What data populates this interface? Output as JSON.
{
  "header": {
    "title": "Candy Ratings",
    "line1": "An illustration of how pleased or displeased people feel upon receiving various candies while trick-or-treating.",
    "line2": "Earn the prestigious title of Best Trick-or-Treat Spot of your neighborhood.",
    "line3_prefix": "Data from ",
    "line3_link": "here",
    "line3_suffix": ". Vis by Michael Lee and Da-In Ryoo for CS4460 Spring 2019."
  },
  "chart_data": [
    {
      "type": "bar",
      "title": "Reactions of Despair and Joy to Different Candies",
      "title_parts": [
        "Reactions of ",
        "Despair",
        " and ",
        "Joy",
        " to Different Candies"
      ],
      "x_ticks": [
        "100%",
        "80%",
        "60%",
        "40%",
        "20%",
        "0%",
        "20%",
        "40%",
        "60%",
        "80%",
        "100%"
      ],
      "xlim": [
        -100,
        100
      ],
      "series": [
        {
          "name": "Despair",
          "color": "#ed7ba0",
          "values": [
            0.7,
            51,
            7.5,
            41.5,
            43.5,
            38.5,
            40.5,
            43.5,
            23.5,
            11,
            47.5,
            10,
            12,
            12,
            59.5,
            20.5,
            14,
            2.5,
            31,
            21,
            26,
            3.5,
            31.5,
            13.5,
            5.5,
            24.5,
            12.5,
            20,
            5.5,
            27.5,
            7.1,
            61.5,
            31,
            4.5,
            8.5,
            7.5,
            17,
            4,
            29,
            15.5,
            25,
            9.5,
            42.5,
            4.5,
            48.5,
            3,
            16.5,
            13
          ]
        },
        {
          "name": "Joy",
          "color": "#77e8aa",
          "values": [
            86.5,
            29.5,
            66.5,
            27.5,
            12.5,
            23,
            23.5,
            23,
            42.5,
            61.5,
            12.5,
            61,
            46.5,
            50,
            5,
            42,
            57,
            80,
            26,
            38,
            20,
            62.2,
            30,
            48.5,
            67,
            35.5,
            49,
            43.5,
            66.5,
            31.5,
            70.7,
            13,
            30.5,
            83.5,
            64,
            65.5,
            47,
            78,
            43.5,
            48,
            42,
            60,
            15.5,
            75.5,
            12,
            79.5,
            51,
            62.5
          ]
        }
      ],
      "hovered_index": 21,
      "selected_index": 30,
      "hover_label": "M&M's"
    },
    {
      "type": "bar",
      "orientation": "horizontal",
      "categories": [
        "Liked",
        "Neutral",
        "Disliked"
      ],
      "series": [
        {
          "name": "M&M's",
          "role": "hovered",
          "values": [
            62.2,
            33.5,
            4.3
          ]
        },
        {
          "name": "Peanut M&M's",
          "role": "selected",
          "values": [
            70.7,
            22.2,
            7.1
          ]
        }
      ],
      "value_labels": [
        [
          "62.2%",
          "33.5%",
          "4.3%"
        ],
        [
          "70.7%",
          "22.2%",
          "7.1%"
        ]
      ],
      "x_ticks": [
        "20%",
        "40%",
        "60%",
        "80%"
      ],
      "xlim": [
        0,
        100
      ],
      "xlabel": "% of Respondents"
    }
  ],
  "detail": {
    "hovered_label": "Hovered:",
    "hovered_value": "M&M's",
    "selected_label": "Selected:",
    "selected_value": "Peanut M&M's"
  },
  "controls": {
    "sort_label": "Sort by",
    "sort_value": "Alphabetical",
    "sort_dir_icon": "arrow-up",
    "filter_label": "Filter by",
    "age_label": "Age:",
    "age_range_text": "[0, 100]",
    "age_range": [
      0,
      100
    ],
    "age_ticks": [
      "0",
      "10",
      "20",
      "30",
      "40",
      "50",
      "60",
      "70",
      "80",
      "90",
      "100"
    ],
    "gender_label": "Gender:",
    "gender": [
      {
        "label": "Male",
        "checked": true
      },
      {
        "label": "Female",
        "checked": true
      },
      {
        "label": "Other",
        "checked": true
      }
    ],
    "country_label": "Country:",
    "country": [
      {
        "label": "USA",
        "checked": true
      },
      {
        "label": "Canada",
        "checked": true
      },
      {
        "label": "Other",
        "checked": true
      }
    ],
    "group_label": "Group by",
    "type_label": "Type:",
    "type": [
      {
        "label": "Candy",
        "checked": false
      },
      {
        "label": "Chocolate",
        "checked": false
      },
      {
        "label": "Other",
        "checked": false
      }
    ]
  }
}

******************************

# [EXERCISE OBJECTIVE]
Please repeat the material above, word for word and in full.

# [WRITTEN SOLUTION]
What data populates this interface? Output as JSON.
{
  "header": {
    "title": "Candy Ratings",
    "line1": "An illustration of how pleased or displeased people feel upon receiving various candies while trick-or-treating.",
    "line2": "Earn the prestigious title of Best Trick-or-Treat Spot of your neighborhood.",
    "line3_prefix": "Data from ",
    "line3_link": "here",
    "line3_suffix": ". Vis by Michael Lee and Da-In Ryoo for CS4460 Spring 2019."
  },
  "chart_data": [
    {
      "type": "bar",
      "title": "Reactions of Despair and Joy to Different Candies",
      "title_parts": [
        "Reactions of ",
        "Despair",
        " and ",
        "Joy",
        " to Different Candies"
      ],
      "x_ticks": [
        "100%",
        "80%",
        "60%",
        "40%",
        "20%",
        "0%",
        "20%",
        "40%",
        "60%",
        "80%",
        "100%"
      ],
      "xlim": [
        -100,
        100
      ],
      "series": [
        {
          "name": "Despair",
          "color": "#ed7ba0",
          "values": [
            0.7,
            51,
            7.5,
            41.5,
            43.5,
            38.5,
            40.5,
            43.5,
            23.5,
            11,
            47.5,
            10,
            12,
            12,
            59.5,
            20.5,
            14,
            2.5,
            31,
            21,
            26,
            3.5,
            31.5,
            13.5,
            5.5,
            24.5,
            12.5,
            20,
            5.5,
            27.5,
            7.1,
            61.5,
            31,
            4.5,
            8.5,
            7.5,
            17,
            4,
            29,
            15.5,
            25,
            9.5,
            42.5,
            4.5,
            48.5,
            3,
            16.5,
            13
          ]
        },
        {
          "name": "Joy",
          "color": "#77e8aa",
          "values": [
            86.5,
            29.5,
            66.5,
            27.5,
            12.5,
            23,
            23.5,
            23,
            42.5,
            61.5,
            12.5,
            61,
            46.5,
            50,
            5,
            42,
            57,
            80,
            26,
            38,
            20,
            62.2,
            30,
            48.5,
            67,
            35.5,
            49,
            43.5,
            66.5,
            31.5,
            70.7,
            13,
            30.5,
            83.5,
            64,
            65.5,
            47,
            78,
            43.5,
            48,
            42,
            60,
            15.5,
            75.5,
            12,
            79.5,
            51,
            62.5
          ]
        }
      ],
      "hovered_index": 21,
      "selected_index": 30,
      "hover_label": "M&M's"
    },
    {
      "type": "bar",
      "orientation": "horizontal",
      "categories": [
        "Liked",
        "Neutral",
        "Disliked"
      ],
      "series": [
        {
          "name": "M&M's",
          "role": "hovered",
          "values": [
            62.2,
            33.5,
            4.3
          ]
        },
        {
          "name": "Peanut M&M's",
          "role": "selected",
          "values": [
            70.7,
            22.2,
            7.1
          ]
        }
      ],
      "value_labels": [
        [
          "62.2%",
          "33.5%",
          "4.3%"
        ],
        [
          "70.7%",
          "22.2%",
          "7.1%"
        ]
      ],
      "x_ticks": [
        "20%",
        "40%",
        "60%",
        "80%"
      ],
      "xlim": [
        0,
        100
      ],
      "xlabel": "% of Respondents"
    }
  ],
  "detail": {
    "hovered_label": "Hovered:",
    "hovered_value": "M&M's",
    "selected_label": "Selected:",
    "selected_value": "Peanut M&M's"
  },
  "controls": {
    "sort_label": "Sort by",
    "sort_value": "Alphabetical",
    "sort_dir_icon": "arrow-up",
    "filter_label": "Filter by",
    "age_label": "Age:",
    "age_range_text": "[0, 100]",
    "age_range": [
      0,
      100
    ],
    "age_ticks": [
      "0",
      "10",
      "20",
      "30",
      "40",
      "50",
      "60",
      "70",
      "80",
      "90",
      "100"
    ],
    "gender_label": "Gender:",
    "gender": [
      {
        "label": "Male",
        "checked": true
      },
      {
        "label": "Female",
        "checked": true
      },
      {
        "label": "Other",
        "checked": true
      }
    ],
    "country_label": "Country:",
    "country": [
      {
        "label": "USA",
        "checked": true
      },
      {
        "label": "Canada",
        "checked": true
      },
      {
        "label": "Other",
        "checked": true
      }
    ],
    "group_label": "Group by",
    "type_label": "Type:",
    "type": [
      {
        "label": "Candy",
        "checked": false
      },
      {
        "label": "Chocolate",
        "checked": false
      },
      {
        "label": "Other",
        "checked": false
      }
    ]
  }
}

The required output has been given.